_Data items_:

◇ ◇ ◇ ◇

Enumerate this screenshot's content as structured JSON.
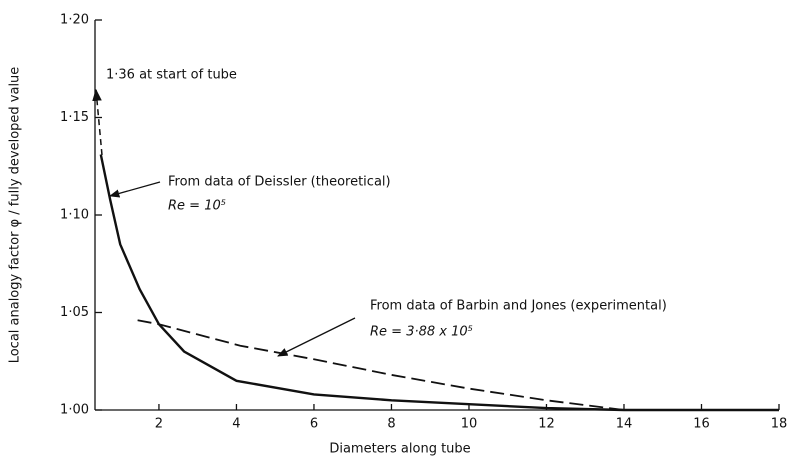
{
  "chart_data": {
    "type": "line",
    "xlabel": "Diameters along tube",
    "ylabel": "Local analogy factor φ / fully developed value",
    "xlim": [
      0.35,
      18
    ],
    "xticks": [
      2,
      4,
      6,
      8,
      10,
      12,
      14,
      16,
      18
    ],
    "ylim": [
      1.0,
      1.2
    ],
    "yticks": [
      {
        "value": 1.0,
        "label": "1·00"
      },
      {
        "value": 1.05,
        "label": "1·05"
      },
      {
        "value": 1.1,
        "label": "1·10"
      },
      {
        "value": 1.15,
        "label": "1·15"
      },
      {
        "value": 1.2,
        "label": "1·20"
      }
    ],
    "series": [
      {
        "name": "From data of Deissler (theoretical)",
        "subtitle": "Re = 10⁵",
        "color": "#111111",
        "dash": false,
        "x": [
          0.5,
          0.74,
          1.0,
          1.5,
          2,
          2.65,
          4,
          6,
          8,
          10,
          12,
          14,
          18
        ],
        "values": [
          1.131,
          1.108,
          1.085,
          1.062,
          1.044,
          1.03,
          1.015,
          1.008,
          1.005,
          1.003,
          1.001,
          1.0,
          1.0
        ]
      },
      {
        "name": "From data of Barbin and Jones (experimental)",
        "subtitle": "Re = 3·88 x 10⁵",
        "color": "#111111",
        "dash": true,
        "x": [
          1.45,
          2,
          4.1,
          6,
          8,
          10,
          12,
          14
        ],
        "values": [
          1.046,
          1.044,
          1.033,
          1.026,
          1.018,
          1.011,
          1.005,
          1.0
        ]
      }
    ],
    "annotation": "1·36 at start of tube"
  }
}
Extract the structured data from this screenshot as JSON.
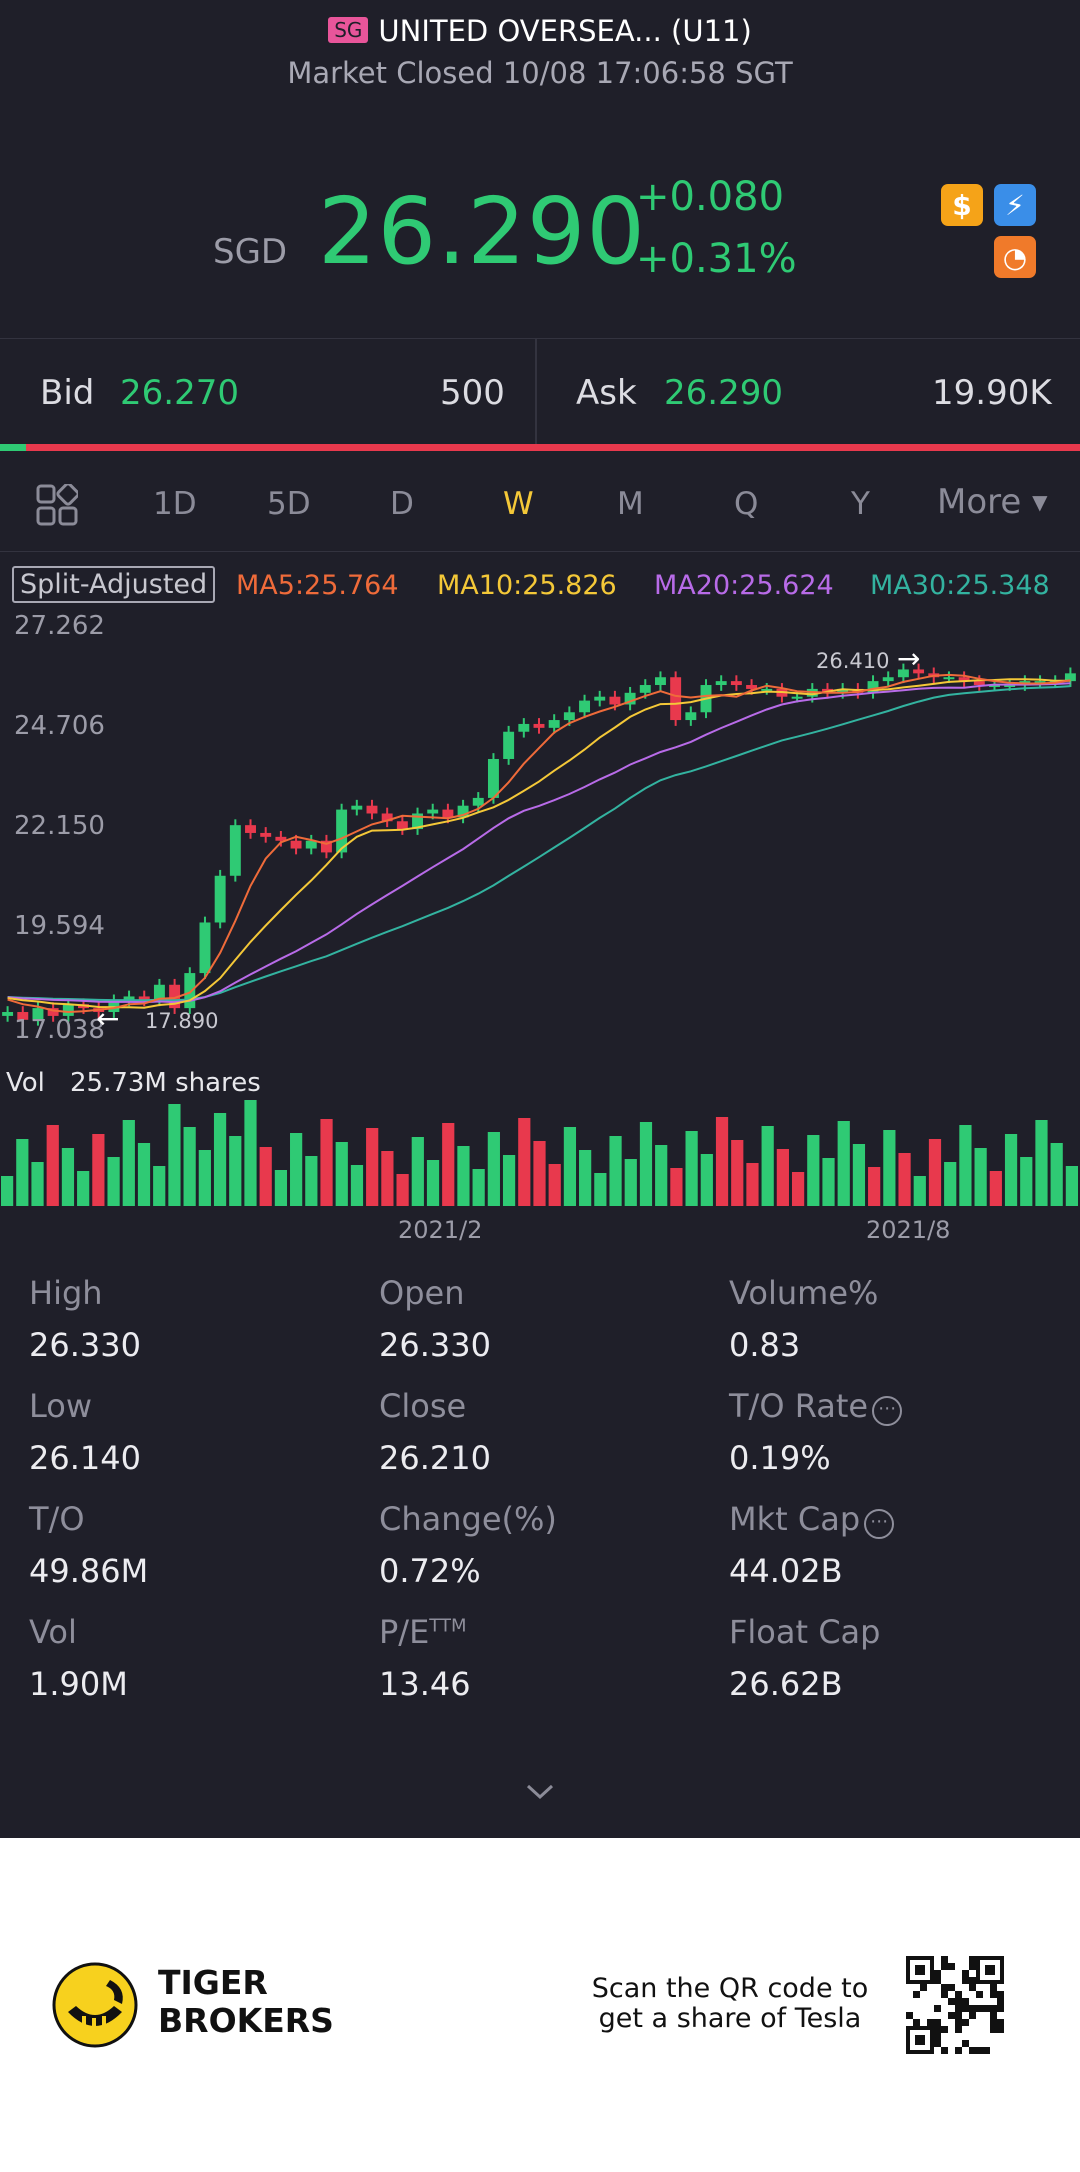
{
  "header": {
    "market_badge": "SG",
    "title": "UNITED OVERSEA... (U11)",
    "status": "Market Closed 10/08 17:06:58 SGT"
  },
  "quote": {
    "currency": "SGD",
    "price": "26.290",
    "change": "+0.080",
    "change_pct": "+0.31%",
    "up_color": "#2fca74",
    "down_color": "#e8394d"
  },
  "bid_ask": {
    "bid_label": "Bid",
    "bid_price": "26.270",
    "bid_size": "500",
    "ask_label": "Ask",
    "ask_price": "26.290",
    "ask_size": "19.90K"
  },
  "tabs": {
    "items": [
      "1D",
      "5D",
      "D",
      "W",
      "M",
      "Q",
      "Y"
    ],
    "active": "W",
    "more_label": "More"
  },
  "indicators": {
    "split_label": "Split-Adjusted",
    "ma5": "MA5:25.764",
    "ma10": "MA10:25.826",
    "ma20": "MA20:25.624",
    "ma30": "MA30:25.348",
    "colors": {
      "ma5": "#ef6b3a",
      "ma10": "#f4c838",
      "ma20": "#b86be8",
      "ma30": "#33b3a0"
    }
  },
  "chart_data": {
    "type": "candlestick",
    "y_ticks": [
      "27.262",
      "24.706",
      "22.150",
      "19.594",
      "17.038"
    ],
    "ylim": [
      17.038,
      27.262
    ],
    "high_label": "26.410",
    "low_label": "17.890",
    "x_ticks": [
      "2021/2",
      "2021/8"
    ],
    "volume_label": "Vol",
    "volume_value": "25.73M shares",
    "closes": [
      17.5,
      17.3,
      17.6,
      17.4,
      17.7,
      17.6,
      17.5,
      17.8,
      17.9,
      17.8,
      18.2,
      17.6,
      18.5,
      19.8,
      21.0,
      22.3,
      22.1,
      22.0,
      21.9,
      21.7,
      21.9,
      21.6,
      22.7,
      22.8,
      22.6,
      22.4,
      22.2,
      22.6,
      22.7,
      22.5,
      22.8,
      23.0,
      24.0,
      24.7,
      24.9,
      24.8,
      25.0,
      25.2,
      25.5,
      25.6,
      25.4,
      25.7,
      25.9,
      26.1,
      25.0,
      25.2,
      25.9,
      26.0,
      25.9,
      25.8,
      25.8,
      25.6,
      25.6,
      25.8,
      25.7,
      25.8,
      25.7,
      26.0,
      26.1,
      26.3,
      26.2,
      26.1,
      26.1,
      26.0,
      25.9,
      25.9,
      25.9,
      26.0,
      26.0,
      26.0,
      26.2
    ],
    "volume_bars_up": [
      true,
      true,
      true,
      false,
      true,
      true,
      false,
      true,
      true,
      true,
      true,
      true,
      true,
      true,
      true,
      true,
      true,
      false,
      true,
      true,
      true,
      false,
      true,
      true,
      false,
      false,
      false,
      true,
      true,
      false,
      true,
      true,
      true,
      true,
      false,
      false,
      false,
      true,
      true,
      true,
      true,
      true,
      true,
      true,
      false,
      true,
      true,
      false,
      false,
      false,
      true,
      false,
      false,
      true,
      true,
      true,
      true,
      false,
      true,
      false,
      true,
      false,
      true,
      true,
      true,
      false,
      true,
      true,
      true,
      true,
      true
    ]
  },
  "stats": [
    {
      "label": "High",
      "value": "26.330"
    },
    {
      "label": "Open",
      "value": "26.330"
    },
    {
      "label": "Volume%",
      "value": "0.83"
    },
    {
      "label": "Low",
      "value": "26.140"
    },
    {
      "label": "Close",
      "value": "26.210"
    },
    {
      "label": "T/O Rate",
      "value": "0.19%"
    },
    {
      "label": "T/O",
      "value": "49.86M"
    },
    {
      "label": "Change(%)",
      "value": "0.72%"
    },
    {
      "label": "Mkt Cap",
      "value": "44.02B"
    },
    {
      "label": "Vol",
      "value": "1.90M"
    },
    {
      "label": "P/E",
      "value": "13.46"
    },
    {
      "label": "Float Cap",
      "value": "26.62B"
    }
  ],
  "pe_superscript": "TTM",
  "footer": {
    "brand_line1": "TIGER",
    "brand_line2": "BROKERS",
    "scan_line1": "Scan the QR code to",
    "scan_line2": "get a share of Tesla"
  }
}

◇ ◇ ◇ ◇

_TASK DESCRIPTION_: Restate the data above exactly, stripping out each image.

_FULL SOLUTION_:
Enumerate this screenshot's content as structured JSON.
{
  "chart_data": {
    "type": "line",
    "xlabel": "Diameters along tube",
    "ylabel": "Local analogy factor φ / fully developed value",
    "xlim": [
      0.35,
      18
    ],
    "xticks": [
      2,
      4,
      6,
      8,
      10,
      12,
      14,
      16,
      18
    ],
    "ylim": [
      1.0,
      1.2
    ],
    "yticks": [
      {
        "value": 1.0,
        "label": "1·00"
      },
      {
        "value": 1.05,
        "label": "1·05"
      },
      {
        "value": 1.1,
        "label": "1·10"
      },
      {
        "value": 1.15,
        "label": "1·15"
      },
      {
        "value": 1.2,
        "label": "1·20"
      }
    ],
    "series": [
      {
        "name": "From data of Deissler (theoretical)",
        "subtitle": "Re = 10⁵",
        "color": "#111111",
        "dash": false,
        "x": [
          0.5,
          0.74,
          1.0,
          1.5,
          2,
          2.65,
          4,
          6,
          8,
          10,
          12,
          14,
          18
        ],
        "values": [
          1.131,
          1.108,
          1.085,
          1.062,
          1.044,
          1.03,
          1.015,
          1.008,
          1.005,
          1.003,
          1.001,
          1.0,
          1.0
        ]
      },
      {
        "name": "From data of Barbin and Jones (experimental)",
        "subtitle": "Re = 3·88 x 10⁵",
        "color": "#111111",
        "dash": true,
        "x": [
          1.45,
          2,
          4.1,
          6,
          8,
          10,
          12,
          14
        ],
        "values": [
          1.046,
          1.044,
          1.033,
          1.026,
          1.018,
          1.011,
          1.005,
          1.0
        ]
      }
    ],
    "annotation": "1·36 at start of tube"
  }
}
Extract the structured data from this screenshot as JSON.
{
  "header": {
    "market_badge": "SG",
    "title": "UNITED OVERSEA... (U11)",
    "status": "Market Closed 10/08 17:06:58 SGT"
  },
  "quote": {
    "currency": "SGD",
    "price": "26.290",
    "change": "+0.080",
    "change_pct": "+0.31%",
    "up_color": "#2fca74",
    "down_color": "#e8394d"
  },
  "bid_ask": {
    "bid_label": "Bid",
    "bid_price": "26.270",
    "bid_size": "500",
    "ask_label": "Ask",
    "ask_price": "26.290",
    "ask_size": "19.90K"
  },
  "tabs": {
    "items": [
      "1D",
      "5D",
      "D",
      "W",
      "M",
      "Q",
      "Y"
    ],
    "active": "W",
    "more_label": "More"
  },
  "indicators": {
    "split_label": "Split-Adjusted",
    "ma5": "MA5:25.764",
    "ma10": "MA10:25.826",
    "ma20": "MA20:25.624",
    "ma30": "MA30:25.348",
    "colors": {
      "ma5": "#ef6b3a",
      "ma10": "#f4c838",
      "ma20": "#b86be8",
      "ma30": "#33b3a0"
    }
  },
  "chart_data": {
    "type": "candlestick",
    "y_ticks": [
      "27.262",
      "24.706",
      "22.150",
      "19.594",
      "17.038"
    ],
    "ylim": [
      17.038,
      27.262
    ],
    "high_label": "26.410",
    "low_label": "17.890",
    "x_ticks": [
      "2021/2",
      "2021/8"
    ],
    "volume_label": "Vol",
    "volume_value": "25.73M shares",
    "closes": [
      17.5,
      17.3,
      17.6,
      17.4,
      17.7,
      17.6,
      17.5,
      17.8,
      17.9,
      17.8,
      18.2,
      17.6,
      18.5,
      19.8,
      21.0,
      22.3,
      22.1,
      22.0,
      21.9,
      21.7,
      21.9,
      21.6,
      22.7,
      22.8,
      22.6,
      22.4,
      22.2,
      22.6,
      22.7,
      22.5,
      22.8,
      23.0,
      24.0,
      24.7,
      24.9,
      24.8,
      25.0,
      25.2,
      25.5,
      25.6,
      25.4,
      25.7,
      25.9,
      26.1,
      25.0,
      25.2,
      25.9,
      26.0,
      25.9,
      25.8,
      25.8,
      25.6,
      25.6,
      25.8,
      25.7,
      25.8,
      25.7,
      26.0,
      26.1,
      26.3,
      26.2,
      26.1,
      26.1,
      26.0,
      25.9,
      25.9,
      25.9,
      26.0,
      26.0,
      26.0,
      26.2
    ],
    "volume_bars_up": [
      true,
      true,
      true,
      false,
      true,
      true,
      false,
      true,
      true,
      true,
      true,
      true,
      true,
      true,
      true,
      true,
      true,
      false,
      true,
      true,
      true,
      false,
      true,
      true,
      false,
      false,
      false,
      true,
      true,
      false,
      true,
      true,
      true,
      true,
      false,
      false,
      false,
      true,
      true,
      true,
      true,
      true,
      true,
      true,
      false,
      true,
      true,
      false,
      false,
      false,
      true,
      false,
      false,
      true,
      true,
      true,
      true,
      false,
      true,
      false,
      true,
      false,
      true,
      true,
      true,
      false,
      true,
      true,
      true,
      true,
      true
    ]
  },
  "stats": [
    {
      "label": "High",
      "value": "26.330"
    },
    {
      "label": "Open",
      "value": "26.330"
    },
    {
      "label": "Volume%",
      "value": "0.83"
    },
    {
      "label": "Low",
      "value": "26.140"
    },
    {
      "label": "Close",
      "value": "26.210"
    },
    {
      "label": "T/O Rate",
      "value": "0.19%"
    },
    {
      "label": "T/O",
      "value": "49.86M"
    },
    {
      "label": "Change(%)",
      "value": "0.72%"
    },
    {
      "label": "Mkt Cap",
      "value": "44.02B"
    },
    {
      "label": "Vol",
      "value": "1.90M"
    },
    {
      "label": "P/E",
      "value": "13.46"
    },
    {
      "label": "Float Cap",
      "value": "26.62B"
    }
  ],
  "pe_superscript": "TTM",
  "footer": {
    "brand_line1": "TIGER",
    "brand_line2": "BROKERS",
    "scan_line1": "Scan the QR code to",
    "scan_line2": "get a share of Tesla"
  }
}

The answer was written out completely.